### THE EXERCISE
Determine the number of lines containing the word "mean". Reply with it and nothing else.

(Excerpts from a figure dataset)
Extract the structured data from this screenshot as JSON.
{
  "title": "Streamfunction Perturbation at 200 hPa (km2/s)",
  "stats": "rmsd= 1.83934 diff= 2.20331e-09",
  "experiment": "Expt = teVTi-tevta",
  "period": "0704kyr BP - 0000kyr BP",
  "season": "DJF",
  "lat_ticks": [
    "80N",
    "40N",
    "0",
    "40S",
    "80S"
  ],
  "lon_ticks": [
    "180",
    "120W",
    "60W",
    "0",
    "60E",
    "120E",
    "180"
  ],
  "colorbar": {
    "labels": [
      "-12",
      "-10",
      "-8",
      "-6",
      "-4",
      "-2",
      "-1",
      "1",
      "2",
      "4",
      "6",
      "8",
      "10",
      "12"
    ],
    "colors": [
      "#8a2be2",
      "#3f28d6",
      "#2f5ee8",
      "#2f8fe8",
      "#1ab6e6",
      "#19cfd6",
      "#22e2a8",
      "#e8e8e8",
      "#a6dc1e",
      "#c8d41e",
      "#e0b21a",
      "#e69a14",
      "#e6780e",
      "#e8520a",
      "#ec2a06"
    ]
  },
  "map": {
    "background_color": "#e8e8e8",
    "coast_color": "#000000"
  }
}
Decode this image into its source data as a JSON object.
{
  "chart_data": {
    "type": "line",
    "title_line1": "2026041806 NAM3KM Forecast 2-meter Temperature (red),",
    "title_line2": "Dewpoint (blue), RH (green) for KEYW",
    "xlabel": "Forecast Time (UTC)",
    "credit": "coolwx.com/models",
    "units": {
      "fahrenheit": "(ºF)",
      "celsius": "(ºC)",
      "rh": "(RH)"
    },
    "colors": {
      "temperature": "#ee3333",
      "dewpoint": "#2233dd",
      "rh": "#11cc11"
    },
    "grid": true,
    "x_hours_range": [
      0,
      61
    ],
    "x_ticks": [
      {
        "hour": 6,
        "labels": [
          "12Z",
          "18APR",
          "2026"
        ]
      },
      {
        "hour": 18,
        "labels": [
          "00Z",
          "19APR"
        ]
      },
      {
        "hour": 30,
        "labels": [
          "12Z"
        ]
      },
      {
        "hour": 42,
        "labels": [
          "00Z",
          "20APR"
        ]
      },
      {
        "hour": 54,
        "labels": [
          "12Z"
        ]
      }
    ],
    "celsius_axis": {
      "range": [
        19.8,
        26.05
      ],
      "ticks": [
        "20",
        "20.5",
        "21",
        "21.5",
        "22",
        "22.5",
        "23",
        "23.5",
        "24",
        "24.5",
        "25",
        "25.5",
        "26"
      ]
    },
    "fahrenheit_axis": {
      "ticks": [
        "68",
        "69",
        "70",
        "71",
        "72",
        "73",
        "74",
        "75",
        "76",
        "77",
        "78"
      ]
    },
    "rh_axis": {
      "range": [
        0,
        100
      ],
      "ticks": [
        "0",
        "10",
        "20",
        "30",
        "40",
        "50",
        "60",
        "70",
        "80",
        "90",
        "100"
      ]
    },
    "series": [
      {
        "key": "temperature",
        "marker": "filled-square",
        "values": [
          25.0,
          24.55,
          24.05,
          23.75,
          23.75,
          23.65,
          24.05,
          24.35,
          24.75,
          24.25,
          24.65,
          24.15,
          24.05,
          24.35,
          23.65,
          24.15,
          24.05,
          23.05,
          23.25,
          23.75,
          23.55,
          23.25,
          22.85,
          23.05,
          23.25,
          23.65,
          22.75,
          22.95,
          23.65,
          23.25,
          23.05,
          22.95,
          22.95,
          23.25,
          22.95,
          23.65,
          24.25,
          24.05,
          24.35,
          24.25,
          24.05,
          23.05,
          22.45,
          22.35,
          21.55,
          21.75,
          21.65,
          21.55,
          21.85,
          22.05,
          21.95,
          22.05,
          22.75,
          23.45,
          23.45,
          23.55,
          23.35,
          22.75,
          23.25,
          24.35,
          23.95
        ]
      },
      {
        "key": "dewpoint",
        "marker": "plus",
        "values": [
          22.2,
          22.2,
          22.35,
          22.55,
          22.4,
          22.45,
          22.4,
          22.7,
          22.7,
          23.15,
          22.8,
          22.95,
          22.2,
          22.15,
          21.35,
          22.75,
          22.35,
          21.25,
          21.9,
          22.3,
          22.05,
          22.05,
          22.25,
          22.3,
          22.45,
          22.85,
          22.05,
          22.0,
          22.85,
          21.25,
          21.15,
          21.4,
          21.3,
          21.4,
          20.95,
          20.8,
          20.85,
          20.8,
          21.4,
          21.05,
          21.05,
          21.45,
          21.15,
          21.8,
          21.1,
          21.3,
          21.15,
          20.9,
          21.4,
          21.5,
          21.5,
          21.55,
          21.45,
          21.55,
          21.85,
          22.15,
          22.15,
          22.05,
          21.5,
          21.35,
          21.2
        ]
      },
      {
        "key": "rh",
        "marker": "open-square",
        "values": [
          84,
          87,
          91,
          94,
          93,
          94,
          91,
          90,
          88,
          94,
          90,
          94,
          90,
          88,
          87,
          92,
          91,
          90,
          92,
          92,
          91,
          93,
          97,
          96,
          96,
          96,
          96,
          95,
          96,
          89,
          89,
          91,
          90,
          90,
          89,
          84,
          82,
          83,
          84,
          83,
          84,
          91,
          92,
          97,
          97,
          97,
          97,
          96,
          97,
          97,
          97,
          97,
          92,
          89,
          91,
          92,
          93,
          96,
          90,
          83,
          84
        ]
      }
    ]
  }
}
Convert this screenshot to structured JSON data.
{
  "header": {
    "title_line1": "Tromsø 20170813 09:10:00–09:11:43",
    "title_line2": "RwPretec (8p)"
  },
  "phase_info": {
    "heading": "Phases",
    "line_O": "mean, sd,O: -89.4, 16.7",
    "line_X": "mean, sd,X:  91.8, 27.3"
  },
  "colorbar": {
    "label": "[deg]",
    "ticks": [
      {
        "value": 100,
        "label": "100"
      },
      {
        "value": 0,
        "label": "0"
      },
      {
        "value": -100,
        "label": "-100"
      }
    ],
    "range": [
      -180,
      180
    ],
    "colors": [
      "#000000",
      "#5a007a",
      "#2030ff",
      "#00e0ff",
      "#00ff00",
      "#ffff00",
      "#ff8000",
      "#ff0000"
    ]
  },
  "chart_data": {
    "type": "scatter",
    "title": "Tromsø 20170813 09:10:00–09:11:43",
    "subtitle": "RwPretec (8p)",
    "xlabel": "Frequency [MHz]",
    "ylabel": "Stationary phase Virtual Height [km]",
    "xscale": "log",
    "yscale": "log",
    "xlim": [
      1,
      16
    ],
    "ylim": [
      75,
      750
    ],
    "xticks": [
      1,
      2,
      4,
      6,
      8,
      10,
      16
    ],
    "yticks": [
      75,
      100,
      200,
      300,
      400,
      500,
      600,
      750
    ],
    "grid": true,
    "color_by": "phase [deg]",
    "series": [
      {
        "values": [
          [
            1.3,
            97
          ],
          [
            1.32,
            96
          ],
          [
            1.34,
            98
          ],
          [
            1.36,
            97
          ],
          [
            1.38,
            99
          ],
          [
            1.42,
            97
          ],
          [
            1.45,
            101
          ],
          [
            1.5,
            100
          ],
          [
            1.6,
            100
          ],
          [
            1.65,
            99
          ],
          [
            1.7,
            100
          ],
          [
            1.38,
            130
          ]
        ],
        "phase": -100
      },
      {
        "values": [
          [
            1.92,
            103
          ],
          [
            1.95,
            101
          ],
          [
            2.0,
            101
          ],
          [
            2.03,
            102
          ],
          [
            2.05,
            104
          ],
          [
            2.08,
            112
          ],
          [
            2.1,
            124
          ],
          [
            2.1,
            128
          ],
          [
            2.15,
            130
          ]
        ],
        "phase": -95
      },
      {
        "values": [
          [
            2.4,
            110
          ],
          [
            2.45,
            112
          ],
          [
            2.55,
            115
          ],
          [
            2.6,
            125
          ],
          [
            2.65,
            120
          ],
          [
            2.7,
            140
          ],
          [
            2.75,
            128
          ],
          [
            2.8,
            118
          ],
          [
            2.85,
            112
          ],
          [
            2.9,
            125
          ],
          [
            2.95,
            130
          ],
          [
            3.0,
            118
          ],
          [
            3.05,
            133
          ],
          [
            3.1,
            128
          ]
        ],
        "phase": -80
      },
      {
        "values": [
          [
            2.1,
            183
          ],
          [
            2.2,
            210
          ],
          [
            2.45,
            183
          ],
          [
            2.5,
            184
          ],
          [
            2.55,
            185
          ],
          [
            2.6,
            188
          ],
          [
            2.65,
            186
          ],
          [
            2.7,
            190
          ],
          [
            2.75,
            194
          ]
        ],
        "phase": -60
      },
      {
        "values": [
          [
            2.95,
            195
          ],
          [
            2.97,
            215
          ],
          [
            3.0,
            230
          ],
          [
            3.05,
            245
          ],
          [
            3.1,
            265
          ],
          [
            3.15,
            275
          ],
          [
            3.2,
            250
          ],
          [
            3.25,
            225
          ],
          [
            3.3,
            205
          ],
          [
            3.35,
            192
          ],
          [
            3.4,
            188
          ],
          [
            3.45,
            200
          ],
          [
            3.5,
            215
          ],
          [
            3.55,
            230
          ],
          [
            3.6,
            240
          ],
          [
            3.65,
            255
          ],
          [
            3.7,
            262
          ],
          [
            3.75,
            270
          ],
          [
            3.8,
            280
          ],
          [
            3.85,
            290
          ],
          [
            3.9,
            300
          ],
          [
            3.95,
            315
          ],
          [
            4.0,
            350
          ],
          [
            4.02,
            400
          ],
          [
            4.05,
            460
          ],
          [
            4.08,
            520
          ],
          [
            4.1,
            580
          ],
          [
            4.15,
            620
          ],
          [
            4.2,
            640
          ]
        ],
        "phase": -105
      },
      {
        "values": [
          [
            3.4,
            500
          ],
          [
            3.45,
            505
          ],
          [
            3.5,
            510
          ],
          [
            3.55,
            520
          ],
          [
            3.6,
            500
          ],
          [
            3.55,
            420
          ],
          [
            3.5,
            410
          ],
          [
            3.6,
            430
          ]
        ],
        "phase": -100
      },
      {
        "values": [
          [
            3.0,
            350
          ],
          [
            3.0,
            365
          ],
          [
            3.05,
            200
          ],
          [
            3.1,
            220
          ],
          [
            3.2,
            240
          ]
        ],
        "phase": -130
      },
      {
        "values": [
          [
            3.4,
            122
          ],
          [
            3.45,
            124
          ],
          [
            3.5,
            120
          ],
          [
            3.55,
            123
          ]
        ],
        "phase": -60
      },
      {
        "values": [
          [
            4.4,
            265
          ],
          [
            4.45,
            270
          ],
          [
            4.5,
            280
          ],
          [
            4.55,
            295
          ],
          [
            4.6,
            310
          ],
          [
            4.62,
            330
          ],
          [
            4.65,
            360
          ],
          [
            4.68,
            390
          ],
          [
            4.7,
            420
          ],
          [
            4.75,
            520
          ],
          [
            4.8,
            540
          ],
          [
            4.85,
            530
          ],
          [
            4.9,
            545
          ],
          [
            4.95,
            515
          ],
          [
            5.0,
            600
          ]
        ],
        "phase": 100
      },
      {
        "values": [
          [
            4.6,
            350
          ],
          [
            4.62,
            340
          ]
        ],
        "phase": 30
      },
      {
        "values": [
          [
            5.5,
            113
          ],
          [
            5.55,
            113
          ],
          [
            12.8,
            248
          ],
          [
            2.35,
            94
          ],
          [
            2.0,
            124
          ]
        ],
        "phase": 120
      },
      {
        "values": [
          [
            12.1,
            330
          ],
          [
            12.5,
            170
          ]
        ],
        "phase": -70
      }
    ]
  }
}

### FINAL RESULT
2